Record extracts:
━━━━━━━━━━━━━━━━━━━━

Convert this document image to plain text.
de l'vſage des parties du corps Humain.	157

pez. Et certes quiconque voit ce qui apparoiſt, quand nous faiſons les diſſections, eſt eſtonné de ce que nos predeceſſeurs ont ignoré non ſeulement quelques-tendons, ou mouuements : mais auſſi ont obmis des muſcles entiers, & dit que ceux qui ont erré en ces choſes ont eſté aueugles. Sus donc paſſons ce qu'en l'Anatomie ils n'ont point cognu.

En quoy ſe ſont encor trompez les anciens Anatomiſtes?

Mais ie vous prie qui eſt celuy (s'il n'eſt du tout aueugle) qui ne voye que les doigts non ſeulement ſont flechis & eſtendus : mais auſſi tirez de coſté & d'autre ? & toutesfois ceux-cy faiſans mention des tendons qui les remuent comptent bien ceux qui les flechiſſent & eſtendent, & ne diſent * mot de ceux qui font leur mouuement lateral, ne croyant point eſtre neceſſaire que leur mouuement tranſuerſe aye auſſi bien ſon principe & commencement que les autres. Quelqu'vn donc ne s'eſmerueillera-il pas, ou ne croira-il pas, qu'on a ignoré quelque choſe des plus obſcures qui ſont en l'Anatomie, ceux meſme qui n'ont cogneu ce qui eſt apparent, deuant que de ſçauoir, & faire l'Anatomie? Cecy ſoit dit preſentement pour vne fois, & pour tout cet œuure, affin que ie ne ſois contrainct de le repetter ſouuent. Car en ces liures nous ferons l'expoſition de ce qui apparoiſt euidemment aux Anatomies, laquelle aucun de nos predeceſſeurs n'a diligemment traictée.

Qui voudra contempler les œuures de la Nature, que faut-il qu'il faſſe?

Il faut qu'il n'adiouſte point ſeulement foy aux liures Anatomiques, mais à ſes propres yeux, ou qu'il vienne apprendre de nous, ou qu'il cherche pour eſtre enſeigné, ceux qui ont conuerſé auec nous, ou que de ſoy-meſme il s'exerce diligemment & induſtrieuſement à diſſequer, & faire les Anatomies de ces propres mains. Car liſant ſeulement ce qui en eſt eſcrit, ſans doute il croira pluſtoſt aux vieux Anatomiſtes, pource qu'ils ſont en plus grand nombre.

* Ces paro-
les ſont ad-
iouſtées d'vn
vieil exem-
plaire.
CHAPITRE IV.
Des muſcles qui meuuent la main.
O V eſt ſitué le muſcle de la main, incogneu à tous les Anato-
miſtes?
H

━━━━━━━━━━━━━━━━━━━━

Written exercise: Find every line holding the word "muſcles"; give their count and nothing else.

Exercise output: 2